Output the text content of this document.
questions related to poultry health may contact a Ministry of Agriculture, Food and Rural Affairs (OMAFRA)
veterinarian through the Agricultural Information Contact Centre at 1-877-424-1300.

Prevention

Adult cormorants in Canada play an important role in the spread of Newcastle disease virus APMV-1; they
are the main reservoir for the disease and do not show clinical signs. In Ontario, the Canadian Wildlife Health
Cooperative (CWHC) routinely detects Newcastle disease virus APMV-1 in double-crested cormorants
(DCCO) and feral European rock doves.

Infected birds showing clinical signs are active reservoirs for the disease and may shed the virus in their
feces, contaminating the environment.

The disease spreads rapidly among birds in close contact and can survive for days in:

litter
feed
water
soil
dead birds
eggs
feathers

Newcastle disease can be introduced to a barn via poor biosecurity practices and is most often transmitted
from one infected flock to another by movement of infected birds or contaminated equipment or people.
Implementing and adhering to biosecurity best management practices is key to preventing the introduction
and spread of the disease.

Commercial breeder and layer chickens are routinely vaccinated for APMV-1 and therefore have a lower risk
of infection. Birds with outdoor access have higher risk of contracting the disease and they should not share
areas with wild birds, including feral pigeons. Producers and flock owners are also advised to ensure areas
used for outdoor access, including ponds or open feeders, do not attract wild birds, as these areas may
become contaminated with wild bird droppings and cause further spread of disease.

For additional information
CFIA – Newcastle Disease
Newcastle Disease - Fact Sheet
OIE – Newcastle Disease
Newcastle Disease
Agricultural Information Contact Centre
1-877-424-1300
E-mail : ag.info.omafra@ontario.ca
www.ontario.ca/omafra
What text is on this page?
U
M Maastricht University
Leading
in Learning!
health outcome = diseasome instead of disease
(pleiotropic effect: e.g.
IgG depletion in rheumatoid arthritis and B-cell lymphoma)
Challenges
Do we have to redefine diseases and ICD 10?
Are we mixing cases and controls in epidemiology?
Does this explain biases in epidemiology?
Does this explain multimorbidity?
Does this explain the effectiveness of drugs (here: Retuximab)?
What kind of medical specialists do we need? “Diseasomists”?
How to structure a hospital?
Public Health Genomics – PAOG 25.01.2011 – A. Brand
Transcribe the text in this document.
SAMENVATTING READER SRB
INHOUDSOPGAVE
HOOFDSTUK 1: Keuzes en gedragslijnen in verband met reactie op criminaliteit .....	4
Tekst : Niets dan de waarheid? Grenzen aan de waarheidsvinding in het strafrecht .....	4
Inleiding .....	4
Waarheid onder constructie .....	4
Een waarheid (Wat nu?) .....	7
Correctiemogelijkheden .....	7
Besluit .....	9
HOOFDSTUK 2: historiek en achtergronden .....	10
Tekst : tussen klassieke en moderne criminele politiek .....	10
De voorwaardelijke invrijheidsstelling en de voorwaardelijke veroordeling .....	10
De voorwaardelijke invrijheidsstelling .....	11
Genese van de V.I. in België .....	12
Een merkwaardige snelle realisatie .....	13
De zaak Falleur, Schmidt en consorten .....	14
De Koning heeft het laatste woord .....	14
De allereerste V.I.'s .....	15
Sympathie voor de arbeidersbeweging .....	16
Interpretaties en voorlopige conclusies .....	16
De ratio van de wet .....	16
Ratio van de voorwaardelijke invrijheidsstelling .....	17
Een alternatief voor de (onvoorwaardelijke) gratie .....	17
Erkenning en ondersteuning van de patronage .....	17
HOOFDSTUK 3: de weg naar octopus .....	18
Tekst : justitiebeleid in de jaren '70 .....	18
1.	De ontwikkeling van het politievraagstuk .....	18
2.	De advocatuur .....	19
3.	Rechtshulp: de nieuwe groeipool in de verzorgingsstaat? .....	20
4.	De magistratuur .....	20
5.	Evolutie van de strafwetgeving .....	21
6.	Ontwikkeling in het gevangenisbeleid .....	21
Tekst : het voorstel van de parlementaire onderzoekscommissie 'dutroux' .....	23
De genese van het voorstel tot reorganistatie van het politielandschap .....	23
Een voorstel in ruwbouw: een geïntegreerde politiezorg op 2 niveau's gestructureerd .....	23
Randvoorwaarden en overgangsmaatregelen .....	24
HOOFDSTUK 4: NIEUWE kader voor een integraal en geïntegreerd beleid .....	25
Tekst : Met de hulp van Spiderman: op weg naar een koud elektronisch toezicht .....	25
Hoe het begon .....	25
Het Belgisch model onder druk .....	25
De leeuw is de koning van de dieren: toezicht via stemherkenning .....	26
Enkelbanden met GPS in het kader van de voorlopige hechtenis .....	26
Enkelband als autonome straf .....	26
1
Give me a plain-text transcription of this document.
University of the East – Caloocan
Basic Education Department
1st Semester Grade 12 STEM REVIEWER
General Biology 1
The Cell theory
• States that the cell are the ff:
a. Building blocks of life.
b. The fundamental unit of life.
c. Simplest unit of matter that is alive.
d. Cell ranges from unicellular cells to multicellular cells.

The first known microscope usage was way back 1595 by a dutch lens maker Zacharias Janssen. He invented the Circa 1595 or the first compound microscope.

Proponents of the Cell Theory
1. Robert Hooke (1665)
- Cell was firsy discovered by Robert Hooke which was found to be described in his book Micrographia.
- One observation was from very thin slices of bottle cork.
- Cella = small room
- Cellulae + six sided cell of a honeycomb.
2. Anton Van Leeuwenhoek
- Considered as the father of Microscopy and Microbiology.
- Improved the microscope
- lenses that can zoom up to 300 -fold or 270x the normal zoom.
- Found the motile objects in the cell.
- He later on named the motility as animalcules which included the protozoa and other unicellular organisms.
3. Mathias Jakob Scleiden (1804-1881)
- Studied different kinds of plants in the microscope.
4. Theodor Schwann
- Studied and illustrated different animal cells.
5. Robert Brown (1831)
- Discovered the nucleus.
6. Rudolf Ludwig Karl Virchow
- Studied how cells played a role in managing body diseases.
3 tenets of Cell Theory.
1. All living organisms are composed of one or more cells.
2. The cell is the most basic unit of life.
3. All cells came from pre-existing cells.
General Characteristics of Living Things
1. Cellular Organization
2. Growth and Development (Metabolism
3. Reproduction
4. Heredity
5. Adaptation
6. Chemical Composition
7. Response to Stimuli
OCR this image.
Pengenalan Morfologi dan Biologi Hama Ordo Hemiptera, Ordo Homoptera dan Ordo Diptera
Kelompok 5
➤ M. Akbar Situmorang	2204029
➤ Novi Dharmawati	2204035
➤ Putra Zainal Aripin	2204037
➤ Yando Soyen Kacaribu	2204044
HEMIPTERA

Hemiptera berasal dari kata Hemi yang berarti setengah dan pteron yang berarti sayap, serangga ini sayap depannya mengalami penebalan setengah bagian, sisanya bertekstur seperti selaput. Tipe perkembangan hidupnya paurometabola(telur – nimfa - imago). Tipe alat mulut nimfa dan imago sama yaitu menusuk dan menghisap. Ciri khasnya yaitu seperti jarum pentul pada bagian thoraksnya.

+++

Read the entries and show each line that mentions "Agricultural".

veterinarian through the Agricultural Information Contact Centre at 1-877-424-1300.
Agricultural Information Contact Centre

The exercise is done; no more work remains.